───── Passage cité ─────
Organisation bureaucratique de l’usine : — les bureaux, organes de coordination, sont l’âme de l’usine. Les procédés de fabrications (y compris les secrets) y résident. C’est pourquoi on y diminue moins le personnel que dans les ateliers, où sauf chefs d’ateliers, contremaîtres, magasiniers, etc., tout est interchangeable. Les manœuvres principalement, bien entendu ; mais même les ouvriers qualifiés. Un tourneur de chez Alsthom pourrait être remplacé par un de chez Citroën que personne ne s’en apercevrait. (Si un ouvrier qualifié est attaché à l’entreprise, c’est uniquement par l’intermédiaire de la machine, surtout dans le cas du fraiseur.)

Chez les ouvrières (manœuvres), aucun attachement à l’entreprise.

Régleurs : ce sont des camarades, avec une nuance de fraternité protectrice. (Une vieille ouvrière trouve tout naturel qu’un régleur de 25 ans ait à la guider… La participation des femmes à la production industrielle a sûrement facilité la différenciation des catégories.) Mais leur caractère change sans doute avec celui de la production. Ici, il y a tout le temps des machines à monter (surtout en ce moment, période de toutes petites commandes que l’entreprise refuserait sans doute en période plus prospère). Là où il y a peu de machines à monter et beaucoup de surveillance, ils tiennent peut-être plus du chef.

Concurrence entre les ouvrières.

Quand on a l’occasion d’échanger un regard avec un ouvrier — qu’on le rencontre au passage, qu’on lui demande quelque chose, qu’on le regarde à sa machine — sa première réaction est toujours de sourire. Tout à fait charmant. Ce n’est ainsi que dans une usine.

Le directeur est comme le roi de France. Il délègue les

  1. Pages écrites pendant le séjour à l’usine (1934-1935) et dans l’année suivante.
─────
Objectif:
Traduisez en anglais la phrase suivante, tirée du passage sur l'organisation de l'usine : « Un tourneur de chez Alsthom pourrait être remplacé par un de chez Citroën que personne ne s’en apercevrait. »
───── Données fournies ─────
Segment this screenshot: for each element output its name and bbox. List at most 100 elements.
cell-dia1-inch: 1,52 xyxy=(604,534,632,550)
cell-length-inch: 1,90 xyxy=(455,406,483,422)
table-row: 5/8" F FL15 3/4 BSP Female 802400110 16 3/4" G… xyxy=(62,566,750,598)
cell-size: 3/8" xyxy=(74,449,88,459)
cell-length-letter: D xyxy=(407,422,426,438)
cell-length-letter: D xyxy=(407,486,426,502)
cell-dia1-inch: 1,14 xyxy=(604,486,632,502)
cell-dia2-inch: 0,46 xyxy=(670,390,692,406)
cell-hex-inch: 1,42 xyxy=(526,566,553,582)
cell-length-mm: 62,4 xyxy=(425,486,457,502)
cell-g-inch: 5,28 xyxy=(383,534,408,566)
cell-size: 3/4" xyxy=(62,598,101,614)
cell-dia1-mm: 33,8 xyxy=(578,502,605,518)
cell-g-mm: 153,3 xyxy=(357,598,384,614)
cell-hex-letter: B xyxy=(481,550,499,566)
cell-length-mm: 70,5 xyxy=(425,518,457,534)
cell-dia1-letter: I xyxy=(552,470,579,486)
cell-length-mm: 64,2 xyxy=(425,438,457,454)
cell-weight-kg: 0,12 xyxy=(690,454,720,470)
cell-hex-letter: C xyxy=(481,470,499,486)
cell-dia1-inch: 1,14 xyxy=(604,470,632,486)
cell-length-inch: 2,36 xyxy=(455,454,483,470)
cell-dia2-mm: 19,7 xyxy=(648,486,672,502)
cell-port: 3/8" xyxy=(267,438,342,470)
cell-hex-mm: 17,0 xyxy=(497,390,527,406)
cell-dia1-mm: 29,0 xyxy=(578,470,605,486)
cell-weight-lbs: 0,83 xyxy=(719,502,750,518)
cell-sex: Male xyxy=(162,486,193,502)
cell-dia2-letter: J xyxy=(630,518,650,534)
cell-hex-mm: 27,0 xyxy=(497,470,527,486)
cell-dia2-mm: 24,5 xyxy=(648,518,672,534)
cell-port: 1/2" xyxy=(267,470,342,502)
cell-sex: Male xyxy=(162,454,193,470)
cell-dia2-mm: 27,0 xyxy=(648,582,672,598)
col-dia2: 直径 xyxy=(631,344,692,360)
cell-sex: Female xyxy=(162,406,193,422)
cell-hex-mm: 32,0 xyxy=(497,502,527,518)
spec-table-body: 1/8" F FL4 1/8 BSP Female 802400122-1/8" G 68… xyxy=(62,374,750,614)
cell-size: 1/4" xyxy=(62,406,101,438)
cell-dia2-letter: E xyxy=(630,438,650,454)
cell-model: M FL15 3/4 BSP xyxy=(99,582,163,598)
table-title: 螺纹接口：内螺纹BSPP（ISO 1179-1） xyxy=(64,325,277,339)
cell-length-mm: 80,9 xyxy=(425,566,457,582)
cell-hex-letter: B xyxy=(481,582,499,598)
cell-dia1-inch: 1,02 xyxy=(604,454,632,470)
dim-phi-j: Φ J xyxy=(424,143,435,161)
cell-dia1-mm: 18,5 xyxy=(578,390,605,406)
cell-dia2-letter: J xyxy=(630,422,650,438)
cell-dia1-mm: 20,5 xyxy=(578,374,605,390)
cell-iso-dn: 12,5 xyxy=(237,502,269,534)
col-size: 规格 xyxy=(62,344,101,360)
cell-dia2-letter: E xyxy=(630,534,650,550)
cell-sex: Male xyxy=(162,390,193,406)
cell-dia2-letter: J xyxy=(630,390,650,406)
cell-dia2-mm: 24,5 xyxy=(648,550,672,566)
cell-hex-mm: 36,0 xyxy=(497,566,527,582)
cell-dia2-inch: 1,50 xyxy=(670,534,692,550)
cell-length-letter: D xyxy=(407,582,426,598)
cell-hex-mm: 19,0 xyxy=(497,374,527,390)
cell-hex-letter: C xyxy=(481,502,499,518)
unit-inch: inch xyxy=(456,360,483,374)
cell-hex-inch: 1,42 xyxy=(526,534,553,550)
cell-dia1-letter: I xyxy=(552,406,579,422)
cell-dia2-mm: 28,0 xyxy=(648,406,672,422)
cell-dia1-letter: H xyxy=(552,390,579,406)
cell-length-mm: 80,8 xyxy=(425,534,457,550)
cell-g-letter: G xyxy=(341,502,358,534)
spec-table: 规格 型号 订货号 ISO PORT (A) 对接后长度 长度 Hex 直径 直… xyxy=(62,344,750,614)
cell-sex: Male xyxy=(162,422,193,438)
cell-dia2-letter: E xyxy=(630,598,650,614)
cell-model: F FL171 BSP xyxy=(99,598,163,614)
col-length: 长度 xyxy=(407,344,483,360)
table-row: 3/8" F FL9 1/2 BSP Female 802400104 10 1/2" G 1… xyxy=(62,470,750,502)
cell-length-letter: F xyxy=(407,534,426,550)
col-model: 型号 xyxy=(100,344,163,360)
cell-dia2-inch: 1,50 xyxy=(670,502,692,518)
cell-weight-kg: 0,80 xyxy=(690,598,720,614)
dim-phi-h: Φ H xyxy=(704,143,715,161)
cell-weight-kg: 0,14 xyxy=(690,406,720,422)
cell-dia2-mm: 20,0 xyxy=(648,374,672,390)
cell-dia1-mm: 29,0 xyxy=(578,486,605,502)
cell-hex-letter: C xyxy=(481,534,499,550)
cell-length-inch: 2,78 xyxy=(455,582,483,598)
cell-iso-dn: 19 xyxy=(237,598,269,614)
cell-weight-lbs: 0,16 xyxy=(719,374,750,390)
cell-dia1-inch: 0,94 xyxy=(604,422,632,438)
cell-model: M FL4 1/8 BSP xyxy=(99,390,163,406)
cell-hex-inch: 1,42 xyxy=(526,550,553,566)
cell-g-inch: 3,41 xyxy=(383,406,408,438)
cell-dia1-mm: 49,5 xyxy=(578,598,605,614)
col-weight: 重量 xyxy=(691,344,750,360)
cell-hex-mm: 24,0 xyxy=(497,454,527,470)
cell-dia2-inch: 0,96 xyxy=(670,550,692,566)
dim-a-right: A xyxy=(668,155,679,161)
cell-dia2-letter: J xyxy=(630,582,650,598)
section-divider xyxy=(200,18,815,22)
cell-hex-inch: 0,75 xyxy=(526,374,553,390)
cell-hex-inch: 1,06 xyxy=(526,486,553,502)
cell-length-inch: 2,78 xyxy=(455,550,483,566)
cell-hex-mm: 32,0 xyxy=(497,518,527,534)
─────
Réponse:
A lathe operator from Alsthom could be replaced by one from Citroën without anyone noticing.